** begin Input records **

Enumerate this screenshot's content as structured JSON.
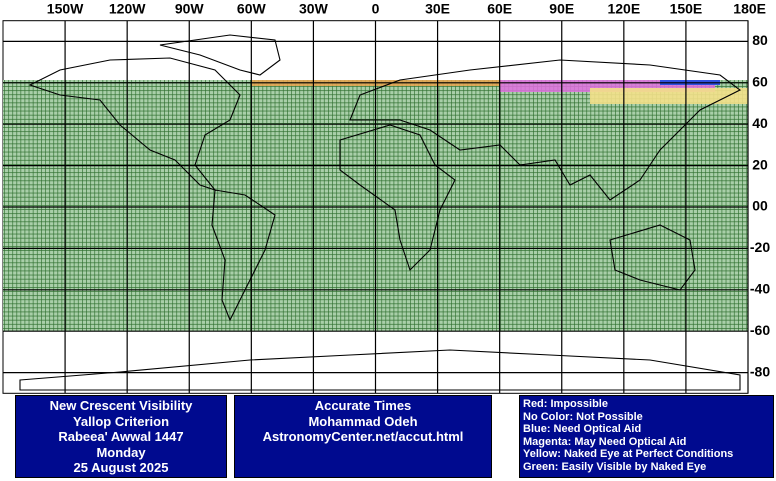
{
  "map": {
    "xticks": [
      {
        "value": -150,
        "label": "150W"
      },
      {
        "value": -120,
        "label": "120W"
      },
      {
        "value": -90,
        "label": "90W"
      },
      {
        "value": -60,
        "label": "60W"
      },
      {
        "value": -30,
        "label": "30W"
      },
      0,
      {
        "value": 30,
        "label": "30E"
      },
      {
        "value": 60,
        "label": "60E"
      },
      {
        "value": 90,
        "label": "90E"
      },
      {
        "value": 120,
        "label": "120E"
      },
      {
        "value": 150,
        "label": "150E"
      },
      {
        "value": 180,
        "label": "180E"
      }
    ],
    "yticks": [
      80,
      60,
      40,
      20,
      {
        "value": 0,
        "label": "00"
      },
      -20,
      -40,
      -60,
      -80
    ]
  },
  "title_box": [
    "New Crescent Visibility",
    "Yallop Criterion",
    "Rabeea' Awwal 1447",
    "Monday",
    "25 August 2025"
  ],
  "credit_box": [
    "Accurate Times",
    "Mohammad Odeh",
    "AstronomyCenter.net/accut.html"
  ],
  "legend_box": [
    "Red: Impossible",
    "No Color: Not Possible",
    "Blue: Need Optical Aid",
    "Magenta: May Need Optical Aid",
    "Yellow: Naked Eye at Perfect Conditions",
    "Green: Easily Visible by Naked Eye"
  ]
}
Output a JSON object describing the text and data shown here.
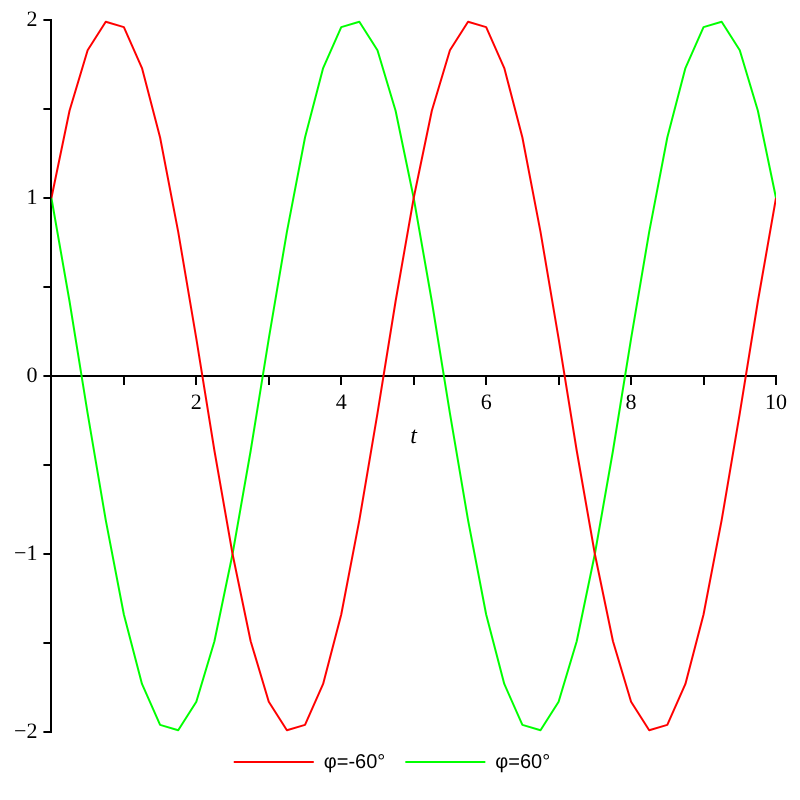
{
  "chart_data": {
    "type": "line",
    "xlabel": "t",
    "x": [
      0,
      0.25,
      0.5,
      0.75,
      1,
      1.25,
      1.5,
      1.75,
      2,
      2.25,
      2.5,
      2.75,
      3,
      3.25,
      3.5,
      3.75,
      4,
      4.25,
      4.5,
      4.75,
      5,
      5.25,
      5.5,
      5.75,
      6,
      6.25,
      6.5,
      6.75,
      7,
      7.25,
      7.5,
      7.75,
      8,
      8.25,
      8.5,
      8.75,
      9,
      9.25,
      9.5,
      9.75,
      10
    ],
    "series": [
      {
        "name": "φ=-60°",
        "color": "#ff0000",
        "values": [
          1,
          1.49,
          1.83,
          1.99,
          1.96,
          1.73,
          1.34,
          0.81,
          0.21,
          -0.42,
          -1,
          -1.49,
          -1.83,
          -1.99,
          -1.96,
          -1.73,
          -1.34,
          -0.81,
          -0.21,
          0.42,
          1,
          1.49,
          1.83,
          1.99,
          1.96,
          1.73,
          1.34,
          0.81,
          0.21,
          -0.42,
          -1,
          -1.49,
          -1.83,
          -1.99,
          -1.96,
          -1.73,
          -1.34,
          -0.81,
          -0.21,
          0.42,
          1
        ]
      },
      {
        "name": "φ=60°",
        "color": "#00ff00",
        "values": [
          1,
          0.42,
          -0.21,
          -0.81,
          -1.34,
          -1.73,
          -1.96,
          -1.99,
          -1.83,
          -1.49,
          -1,
          -0.42,
          0.21,
          0.81,
          1.34,
          1.73,
          1.96,
          1.99,
          1.83,
          1.49,
          1,
          0.42,
          -0.21,
          -0.81,
          -1.34,
          -1.73,
          -1.96,
          -1.99,
          -1.83,
          -1.49,
          -1,
          -0.42,
          0.21,
          0.81,
          1.34,
          1.73,
          1.96,
          1.99,
          1.83,
          1.49,
          1
        ]
      }
    ],
    "xlim": [
      0,
      10
    ],
    "ylim": [
      -2,
      2
    ],
    "xticks": [
      {
        "value": 1,
        "label": null
      },
      2,
      {
        "value": 3,
        "label": null
      },
      4,
      {
        "value": 5,
        "label": null
      },
      6,
      {
        "value": 7,
        "label": null
      },
      8,
      {
        "value": 9,
        "label": null
      },
      10
    ],
    "yticks": [
      -2,
      {
        "value": -1.5,
        "label": null
      },
      -1,
      {
        "value": -0.5,
        "label": null
      },
      0,
      {
        "value": 0.5,
        "label": null
      },
      1,
      {
        "value": 1.5,
        "label": null
      },
      2
    ],
    "grid": false,
    "legend": "bottom",
    "marker": "none",
    "line_style": "solid"
  }
}
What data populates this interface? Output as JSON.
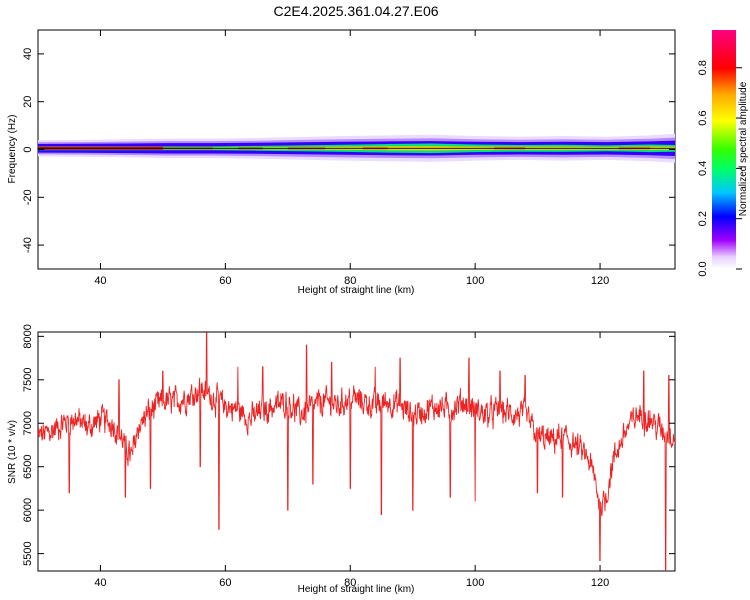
{
  "title": "C2E4.2025.361.04.27.E06",
  "chart_data": [
    {
      "type": "heatmap",
      "xlabel": "Height of straight line (km)",
      "ylabel": "Frequency (Hz)",
      "xlim": [
        30,
        132
      ],
      "ylim": [
        -50,
        50
      ],
      "xticks": [
        "40",
        "60",
        "80",
        "100",
        "120"
      ],
      "yticks": [
        "40",
        "20",
        "0",
        "-20",
        "-40"
      ],
      "colorbar": {
        "label": "Normalized spectral amplitude",
        "range": [
          0,
          0.95
        ],
        "ticks": [
          "0.0",
          "0.2",
          "0.4",
          "0.6",
          "0.8"
        ]
      },
      "band": {
        "center_hz": 0.5,
        "core_halfwidth_hz": [
          0.8,
          0.8,
          0.8,
          0.8,
          0.8,
          1.0,
          1.2,
          1.5,
          1.8,
          2.0,
          1.6,
          1.4,
          1.5,
          1.2,
          1.6,
          1.4
        ],
        "outer_halfwidth_hz": [
          2.5,
          2.6,
          2.8,
          3.0,
          3.0,
          3.2,
          3.5,
          3.8,
          4.0,
          4.2,
          3.8,
          3.6,
          3.8,
          3.6,
          4.0,
          4.5
        ],
        "x_km": [
          30,
          37,
          44,
          51,
          58,
          65,
          72,
          79,
          86,
          93,
          100,
          107,
          114,
          121,
          128,
          132
        ]
      }
    },
    {
      "type": "line",
      "xlabel": "Height of straight line (km)",
      "ylabel": "SNR (10 * v/v)",
      "xlim": [
        30,
        132
      ],
      "ylim": [
        5300,
        8050
      ],
      "xticks": [
        "40",
        "60",
        "80",
        "100",
        "120"
      ],
      "yticks": [
        "8000",
        "7500",
        "7000",
        "6500",
        "6000",
        "5500"
      ],
      "series": [
        {
          "color": "#ee2222",
          "x": [
            30,
            32,
            34,
            36,
            38,
            40,
            42,
            44,
            45,
            46,
            48,
            50,
            52,
            54,
            56,
            58,
            60,
            62,
            64,
            66,
            68,
            70,
            72,
            74,
            76,
            78,
            80,
            82,
            84,
            86,
            88,
            90,
            92,
            94,
            96,
            98,
            100,
            102,
            104,
            106,
            108,
            110,
            112,
            114,
            116,
            118,
            119,
            120,
            121,
            122,
            124,
            126,
            128,
            130,
            132
          ],
          "y": [
            6850,
            6900,
            7000,
            7050,
            6950,
            7050,
            7000,
            6750,
            6600,
            6950,
            7150,
            7250,
            7250,
            7300,
            7400,
            7300,
            7200,
            7150,
            7050,
            7150,
            7200,
            7250,
            7100,
            7200,
            7250,
            7200,
            7300,
            7250,
            7200,
            7250,
            7200,
            7100,
            7150,
            7200,
            7150,
            7250,
            7150,
            7100,
            7150,
            7100,
            7100,
            6850,
            6800,
            6850,
            6750,
            6600,
            6400,
            6050,
            6150,
            6550,
            6900,
            7100,
            7050,
            6900,
            6850
          ],
          "dips": [
            [
              35,
              6200
            ],
            [
              44,
              6150
            ],
            [
              48,
              6250
            ],
            [
              56,
              6500
            ],
            [
              59,
              5780
            ],
            [
              66,
              6200
            ],
            [
              70,
              6000
            ],
            [
              74,
              6300
            ],
            [
              80,
              6250
            ],
            [
              85,
              5950
            ],
            [
              90,
              6000
            ],
            [
              96,
              6150
            ],
            [
              100,
              6100
            ],
            [
              110,
              6200
            ],
            [
              114,
              6150
            ],
            [
              120,
              5420
            ],
            [
              130.5,
              5300
            ]
          ],
          "peaks": [
            [
              43,
              7500
            ],
            [
              50,
              7600
            ],
            [
              57,
              8040
            ],
            [
              62,
              7650
            ],
            [
              66,
              7650
            ],
            [
              73,
              7900
            ],
            [
              77,
              7700
            ],
            [
              84,
              7650
            ],
            [
              88,
              7750
            ],
            [
              99,
              7750
            ],
            [
              104,
              7600
            ],
            [
              108,
              7550
            ],
            [
              127,
              7600
            ],
            [
              131,
              7550
            ]
          ]
        }
      ]
    }
  ]
}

** end Input records **

## Aim
Write out every line of the listing that holds the word "Need".

## Result of this task
    "Blue: Need Optical Aid",
    "Magenta: May Need Optical Aid",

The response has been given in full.